WRITTEN EXERCISE:
Count every line below that contains "week", then state the total with no other output.

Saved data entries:
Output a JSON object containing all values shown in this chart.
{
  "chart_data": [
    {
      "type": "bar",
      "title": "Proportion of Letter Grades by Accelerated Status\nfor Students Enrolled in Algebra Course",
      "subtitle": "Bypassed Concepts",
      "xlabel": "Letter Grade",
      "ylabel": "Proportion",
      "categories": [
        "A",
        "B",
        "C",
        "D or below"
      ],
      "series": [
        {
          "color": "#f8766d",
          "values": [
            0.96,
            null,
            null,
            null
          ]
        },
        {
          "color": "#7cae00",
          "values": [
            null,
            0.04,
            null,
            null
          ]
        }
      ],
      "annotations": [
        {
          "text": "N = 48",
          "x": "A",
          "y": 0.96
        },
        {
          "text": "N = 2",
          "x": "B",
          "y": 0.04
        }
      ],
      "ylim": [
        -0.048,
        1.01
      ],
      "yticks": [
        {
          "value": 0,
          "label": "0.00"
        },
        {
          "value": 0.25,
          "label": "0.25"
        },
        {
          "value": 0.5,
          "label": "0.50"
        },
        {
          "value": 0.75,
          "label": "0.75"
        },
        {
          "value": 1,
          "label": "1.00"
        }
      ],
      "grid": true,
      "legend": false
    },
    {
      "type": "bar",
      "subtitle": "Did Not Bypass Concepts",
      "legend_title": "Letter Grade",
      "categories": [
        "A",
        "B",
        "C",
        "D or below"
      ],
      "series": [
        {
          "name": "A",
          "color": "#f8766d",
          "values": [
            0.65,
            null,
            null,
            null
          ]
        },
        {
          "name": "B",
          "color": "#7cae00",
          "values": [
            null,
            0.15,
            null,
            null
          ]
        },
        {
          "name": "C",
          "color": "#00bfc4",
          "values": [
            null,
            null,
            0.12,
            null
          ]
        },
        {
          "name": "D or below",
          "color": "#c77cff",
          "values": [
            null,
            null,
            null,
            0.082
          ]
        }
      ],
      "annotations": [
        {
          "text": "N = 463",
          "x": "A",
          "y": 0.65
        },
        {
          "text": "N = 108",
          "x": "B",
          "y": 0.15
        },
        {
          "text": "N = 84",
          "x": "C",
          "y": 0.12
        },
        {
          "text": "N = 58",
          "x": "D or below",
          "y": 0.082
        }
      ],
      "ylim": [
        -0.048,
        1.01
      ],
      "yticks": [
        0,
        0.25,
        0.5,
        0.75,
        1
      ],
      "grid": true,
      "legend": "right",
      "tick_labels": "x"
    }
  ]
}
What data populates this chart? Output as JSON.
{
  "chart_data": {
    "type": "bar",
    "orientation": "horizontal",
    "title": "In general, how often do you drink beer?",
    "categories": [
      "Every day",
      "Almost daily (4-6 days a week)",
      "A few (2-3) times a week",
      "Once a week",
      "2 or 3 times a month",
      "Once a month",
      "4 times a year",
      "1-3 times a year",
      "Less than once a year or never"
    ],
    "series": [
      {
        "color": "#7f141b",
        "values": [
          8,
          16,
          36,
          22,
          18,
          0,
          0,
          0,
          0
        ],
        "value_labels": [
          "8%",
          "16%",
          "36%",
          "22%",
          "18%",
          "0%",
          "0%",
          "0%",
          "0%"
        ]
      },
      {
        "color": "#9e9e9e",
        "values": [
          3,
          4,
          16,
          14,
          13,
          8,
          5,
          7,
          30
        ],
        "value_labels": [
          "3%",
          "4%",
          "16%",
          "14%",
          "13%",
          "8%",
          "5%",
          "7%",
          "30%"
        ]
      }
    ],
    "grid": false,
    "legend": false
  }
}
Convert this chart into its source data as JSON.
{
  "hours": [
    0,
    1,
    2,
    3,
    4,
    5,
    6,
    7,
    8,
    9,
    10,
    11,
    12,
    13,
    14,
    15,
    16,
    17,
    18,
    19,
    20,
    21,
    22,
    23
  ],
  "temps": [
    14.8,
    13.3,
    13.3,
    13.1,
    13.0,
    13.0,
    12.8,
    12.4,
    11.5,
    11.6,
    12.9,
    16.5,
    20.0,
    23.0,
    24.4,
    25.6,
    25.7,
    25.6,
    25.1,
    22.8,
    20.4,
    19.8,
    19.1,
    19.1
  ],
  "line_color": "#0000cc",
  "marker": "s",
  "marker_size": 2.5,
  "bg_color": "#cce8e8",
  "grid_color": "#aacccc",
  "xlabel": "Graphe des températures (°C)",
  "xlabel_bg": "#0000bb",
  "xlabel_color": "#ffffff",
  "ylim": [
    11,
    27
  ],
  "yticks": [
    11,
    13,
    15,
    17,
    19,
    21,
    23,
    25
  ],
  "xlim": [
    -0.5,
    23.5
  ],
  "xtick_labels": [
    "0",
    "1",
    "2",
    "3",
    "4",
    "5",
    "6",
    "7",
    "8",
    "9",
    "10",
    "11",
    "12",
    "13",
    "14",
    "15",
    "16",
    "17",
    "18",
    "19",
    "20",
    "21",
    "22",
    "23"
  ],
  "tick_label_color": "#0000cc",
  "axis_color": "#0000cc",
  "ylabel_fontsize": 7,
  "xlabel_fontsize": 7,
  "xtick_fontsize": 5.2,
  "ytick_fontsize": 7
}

EXERCISE RESPONSE:
3